-- start ROWS --

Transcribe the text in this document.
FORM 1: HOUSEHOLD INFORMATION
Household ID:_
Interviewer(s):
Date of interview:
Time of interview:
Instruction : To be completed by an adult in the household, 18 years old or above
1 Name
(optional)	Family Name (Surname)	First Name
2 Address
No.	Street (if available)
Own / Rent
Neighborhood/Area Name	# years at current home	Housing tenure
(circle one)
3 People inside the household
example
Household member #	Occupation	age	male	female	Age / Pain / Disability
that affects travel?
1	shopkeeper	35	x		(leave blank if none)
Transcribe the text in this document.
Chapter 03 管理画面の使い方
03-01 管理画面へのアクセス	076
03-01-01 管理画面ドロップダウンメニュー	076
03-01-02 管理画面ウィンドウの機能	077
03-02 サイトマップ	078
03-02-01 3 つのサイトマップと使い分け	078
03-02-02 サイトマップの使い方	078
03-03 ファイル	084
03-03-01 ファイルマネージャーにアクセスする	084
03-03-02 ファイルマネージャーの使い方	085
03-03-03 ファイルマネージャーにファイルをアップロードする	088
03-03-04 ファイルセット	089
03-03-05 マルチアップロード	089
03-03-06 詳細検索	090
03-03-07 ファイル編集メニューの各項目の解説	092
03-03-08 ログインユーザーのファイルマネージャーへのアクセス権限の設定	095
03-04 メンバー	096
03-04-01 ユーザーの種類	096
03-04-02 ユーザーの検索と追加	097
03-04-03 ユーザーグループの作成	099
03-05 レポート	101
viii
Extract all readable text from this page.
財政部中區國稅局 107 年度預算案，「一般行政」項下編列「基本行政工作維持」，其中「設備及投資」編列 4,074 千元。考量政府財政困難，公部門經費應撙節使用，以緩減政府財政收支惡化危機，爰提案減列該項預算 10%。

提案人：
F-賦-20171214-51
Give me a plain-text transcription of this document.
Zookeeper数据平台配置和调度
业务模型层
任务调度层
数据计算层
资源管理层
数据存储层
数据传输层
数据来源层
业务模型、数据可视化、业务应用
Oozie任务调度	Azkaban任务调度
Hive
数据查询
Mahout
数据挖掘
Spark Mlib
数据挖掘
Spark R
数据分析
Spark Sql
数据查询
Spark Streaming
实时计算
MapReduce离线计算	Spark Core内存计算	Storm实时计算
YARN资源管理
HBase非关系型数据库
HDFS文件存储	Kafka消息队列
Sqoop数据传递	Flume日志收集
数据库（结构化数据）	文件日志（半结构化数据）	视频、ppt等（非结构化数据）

-- end ROWS --

WORK TO COMPLETE
Starting with the line that contains "Give me a plain-text", return each line through the last one of the data above, exactly as written and nothing more.

SOLUTION
Give me a plain-text transcription of this document.
Zookeeper数据平台配置和调度
业务模型层
任务调度层
数据计算层
资源管理层
数据存储层
数据传输层
数据来源层
业务模型、数据可视化、业务应用
Oozie任务调度	Azkaban任务调度
Hive
数据查询
Mahout
数据挖掘
Spark Mlib
数据挖掘
Spark R
数据分析
Spark Sql
数据查询
Spark Streaming
实时计算
MapReduce离线计算	Spark Core内存计算	Storm实时计算
YARN资源管理
HBase非关系型数据库
HDFS文件存储	Kafka消息队列
Sqoop数据传递	Flume日志收集
数据库（结构化数据）	文件日志（半结构化数据）	视频、ppt等（非结构化数据）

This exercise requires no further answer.